TASK> Print the whole listing exactly.

WORKING DATA>
__________________________________________________

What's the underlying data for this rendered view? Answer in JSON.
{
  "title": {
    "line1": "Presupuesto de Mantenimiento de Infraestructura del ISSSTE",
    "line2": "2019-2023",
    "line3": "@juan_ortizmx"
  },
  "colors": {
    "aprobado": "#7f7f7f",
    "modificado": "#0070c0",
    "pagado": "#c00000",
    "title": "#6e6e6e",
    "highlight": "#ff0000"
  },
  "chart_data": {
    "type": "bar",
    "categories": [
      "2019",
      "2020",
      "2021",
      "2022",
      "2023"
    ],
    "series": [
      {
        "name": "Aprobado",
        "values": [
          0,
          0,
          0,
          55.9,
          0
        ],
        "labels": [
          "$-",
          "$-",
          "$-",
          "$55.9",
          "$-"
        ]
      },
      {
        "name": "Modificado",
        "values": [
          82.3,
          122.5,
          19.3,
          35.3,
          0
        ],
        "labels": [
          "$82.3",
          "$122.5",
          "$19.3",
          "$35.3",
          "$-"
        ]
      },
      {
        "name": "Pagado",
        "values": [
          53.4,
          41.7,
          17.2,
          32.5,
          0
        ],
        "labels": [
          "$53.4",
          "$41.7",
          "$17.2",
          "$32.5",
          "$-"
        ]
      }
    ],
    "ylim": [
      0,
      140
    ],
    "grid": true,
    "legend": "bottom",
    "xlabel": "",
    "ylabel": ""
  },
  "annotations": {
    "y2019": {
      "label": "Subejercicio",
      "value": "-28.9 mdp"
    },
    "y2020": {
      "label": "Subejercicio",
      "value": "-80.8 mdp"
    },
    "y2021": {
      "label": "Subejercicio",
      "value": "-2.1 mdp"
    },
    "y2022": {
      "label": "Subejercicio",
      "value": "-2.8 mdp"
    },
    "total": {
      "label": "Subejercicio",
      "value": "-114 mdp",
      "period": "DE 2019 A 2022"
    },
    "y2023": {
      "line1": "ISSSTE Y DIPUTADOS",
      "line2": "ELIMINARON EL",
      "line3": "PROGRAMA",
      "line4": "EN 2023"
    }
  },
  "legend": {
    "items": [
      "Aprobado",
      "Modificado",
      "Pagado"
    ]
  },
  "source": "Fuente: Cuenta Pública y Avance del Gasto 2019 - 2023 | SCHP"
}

__________________________________________________

EXERCISE ANSWER>
What's the underlying data for this rendered view? Answer in JSON.
{
  "title": {
    "line1": "Presupuesto de Mantenimiento de Infraestructura del ISSSTE",
    "line2": "2019-2023",
    "line3": "@juan_ortizmx"
  },
  "colors": {
    "aprobado": "#7f7f7f",
    "modificado": "#0070c0",
    "pagado": "#c00000",
    "title": "#6e6e6e",
    "highlight": "#ff0000"
  },
  "chart_data": {
    "type": "bar",
    "categories": [
      "2019",
      "2020",
      "2021",
      "2022",
      "2023"
    ],
    "series": [
      {
        "name": "Aprobado",
        "values": [
          0,
          0,
          0,
          55.9,
          0
        ],
        "labels": [
          "$-",
          "$-",
          "$-",
          "$55.9",
          "$-"
        ]
      },
      {
        "name": "Modificado",
        "values": [
          82.3,
          122.5,
          19.3,
          35.3,
          0
        ],
        "labels": [
          "$82.3",
          "$122.5",
          "$19.3",
          "$35.3",
          "$-"
        ]
      },
      {
        "name": "Pagado",
        "values": [
          53.4,
          41.7,
          17.2,
          32.5,
          0
        ],
        "labels": [
          "$53.4",
          "$41.7",
          "$17.2",
          "$32.5",
          "$-"
        ]
      }
    ],
    "ylim": [
      0,
      140
    ],
    "grid": true,
    "legend": "bottom",
    "xlabel": "",
    "ylabel": ""
  },
  "annotations": {
    "y2019": {
      "label": "Subejercicio",
      "value": "-28.9 mdp"
    },
    "y2020": {
      "label": "Subejercicio",
      "value": "-80.8 mdp"
    },
    "y2021": {
      "label": "Subejercicio",
      "value": "-2.1 mdp"
    },
    "y2022": {
      "label": "Subejercicio",
      "value": "-2.8 mdp"
    },
    "total": {
      "label": "Subejercicio",
      "value": "-114 mdp",
      "period": "DE 2019 A 2022"
    },
    "y2023": {
      "line1": "ISSSTE Y DIPUTADOS",
      "line2": "ELIMINARON EL",
      "line3": "PROGRAMA",
      "line4": "EN 2023"
    }
  },
  "legend": {
    "items": [
      "Aprobado",
      "Modificado",
      "Pagado"
    ]
  },
  "source": "Fuente: Cuenta Pública y Avance del Gasto 2019 - 2023 | SCHP"
}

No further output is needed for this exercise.